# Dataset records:

^^^^

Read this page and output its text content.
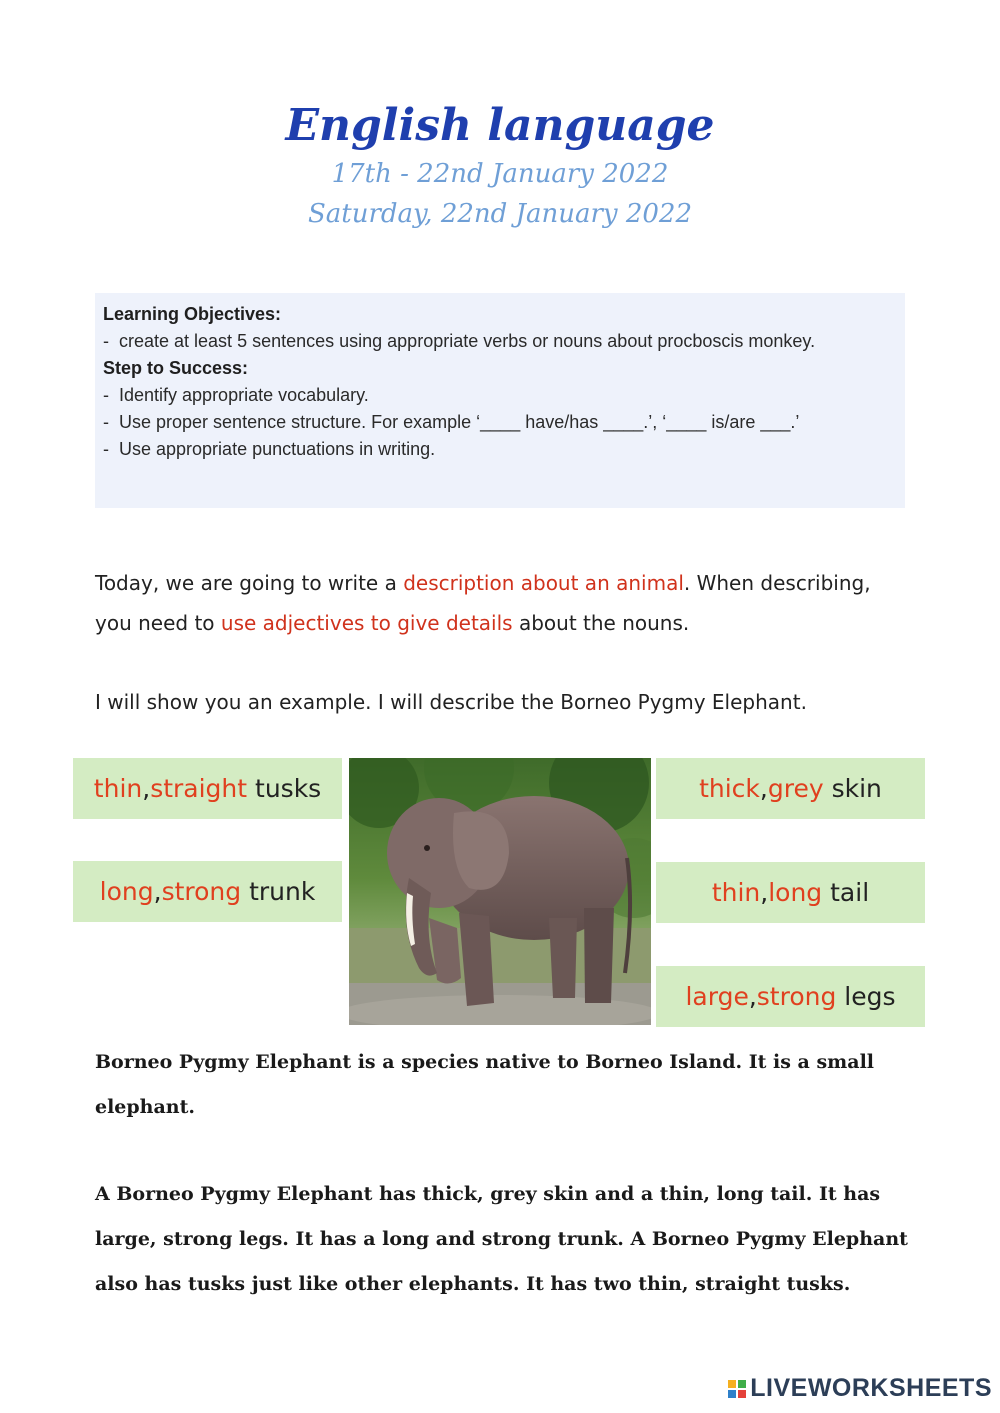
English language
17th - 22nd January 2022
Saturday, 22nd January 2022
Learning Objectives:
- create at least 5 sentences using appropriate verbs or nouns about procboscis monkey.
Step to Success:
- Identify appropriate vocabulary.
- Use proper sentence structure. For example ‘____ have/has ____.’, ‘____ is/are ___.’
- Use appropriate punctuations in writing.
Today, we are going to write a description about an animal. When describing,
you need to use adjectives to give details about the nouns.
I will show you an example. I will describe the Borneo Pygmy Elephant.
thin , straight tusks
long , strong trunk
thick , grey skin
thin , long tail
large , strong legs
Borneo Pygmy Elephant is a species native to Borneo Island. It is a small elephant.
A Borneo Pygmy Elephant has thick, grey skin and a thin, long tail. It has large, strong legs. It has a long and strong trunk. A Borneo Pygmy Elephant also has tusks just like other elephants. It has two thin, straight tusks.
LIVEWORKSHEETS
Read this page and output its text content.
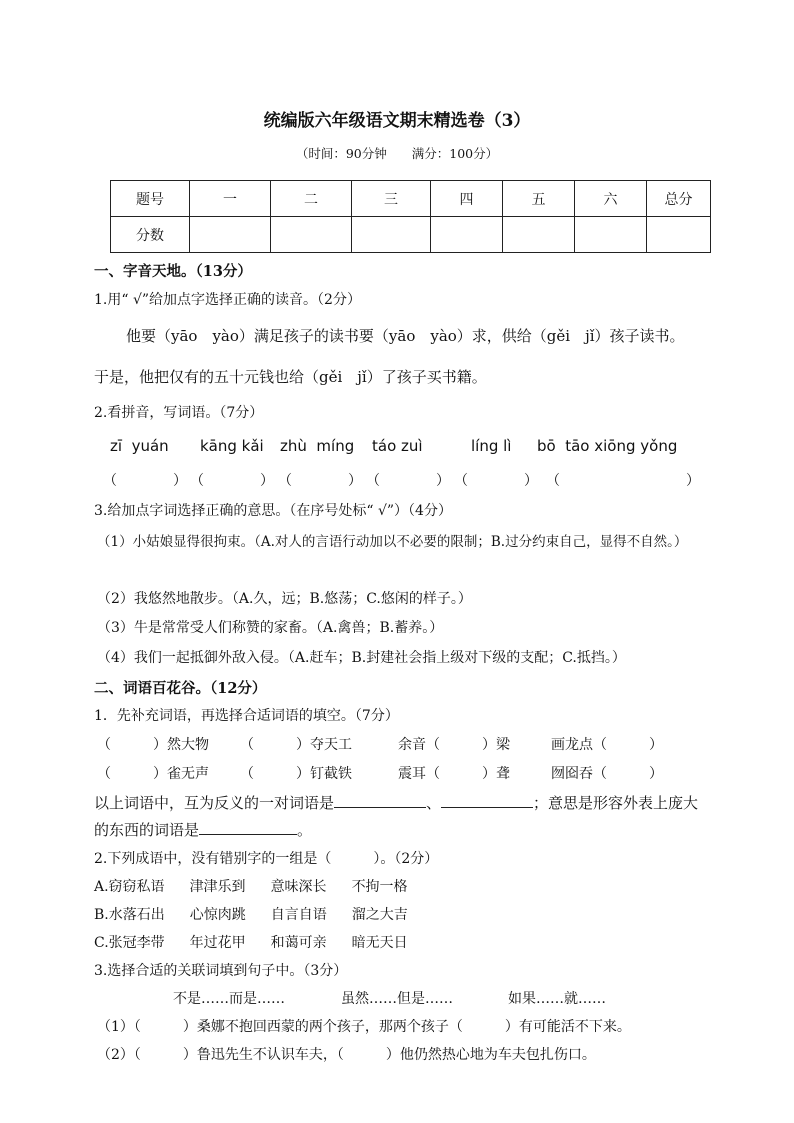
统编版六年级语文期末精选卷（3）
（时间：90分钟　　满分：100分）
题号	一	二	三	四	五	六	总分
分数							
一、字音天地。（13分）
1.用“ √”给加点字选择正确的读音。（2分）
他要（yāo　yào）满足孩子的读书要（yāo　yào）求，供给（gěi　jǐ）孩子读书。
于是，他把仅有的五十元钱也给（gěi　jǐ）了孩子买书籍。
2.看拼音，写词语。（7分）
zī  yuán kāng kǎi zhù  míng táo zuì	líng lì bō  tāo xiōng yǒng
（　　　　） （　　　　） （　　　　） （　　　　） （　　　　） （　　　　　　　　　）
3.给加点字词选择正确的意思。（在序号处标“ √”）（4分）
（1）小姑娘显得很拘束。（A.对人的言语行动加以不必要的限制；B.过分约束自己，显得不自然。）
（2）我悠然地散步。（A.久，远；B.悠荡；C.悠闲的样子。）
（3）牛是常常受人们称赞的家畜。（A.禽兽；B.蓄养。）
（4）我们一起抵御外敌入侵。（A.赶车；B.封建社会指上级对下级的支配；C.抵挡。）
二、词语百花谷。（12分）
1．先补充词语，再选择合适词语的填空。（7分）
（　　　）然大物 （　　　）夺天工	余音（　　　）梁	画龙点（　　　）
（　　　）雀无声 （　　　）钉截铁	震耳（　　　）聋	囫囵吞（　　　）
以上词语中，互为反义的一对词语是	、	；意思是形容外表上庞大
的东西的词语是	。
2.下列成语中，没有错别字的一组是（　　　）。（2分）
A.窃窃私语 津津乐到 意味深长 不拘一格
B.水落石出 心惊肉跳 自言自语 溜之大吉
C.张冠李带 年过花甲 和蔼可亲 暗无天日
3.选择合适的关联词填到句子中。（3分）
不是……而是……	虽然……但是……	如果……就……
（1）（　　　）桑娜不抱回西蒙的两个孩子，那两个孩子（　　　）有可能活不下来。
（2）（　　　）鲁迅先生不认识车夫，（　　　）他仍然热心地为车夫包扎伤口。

^^^^

# Exercise:
From the records given above, copy all lines containing "tusks".

# Answer in full:
thin , straight tusks
A Borneo Pygmy Elephant has thick, grey skin and a thin, long tail. It has large, strong legs. It has a long and strong trunk. A Borneo Pygmy Elephant also has tusks just like other elephants. It has two thin, straight tusks.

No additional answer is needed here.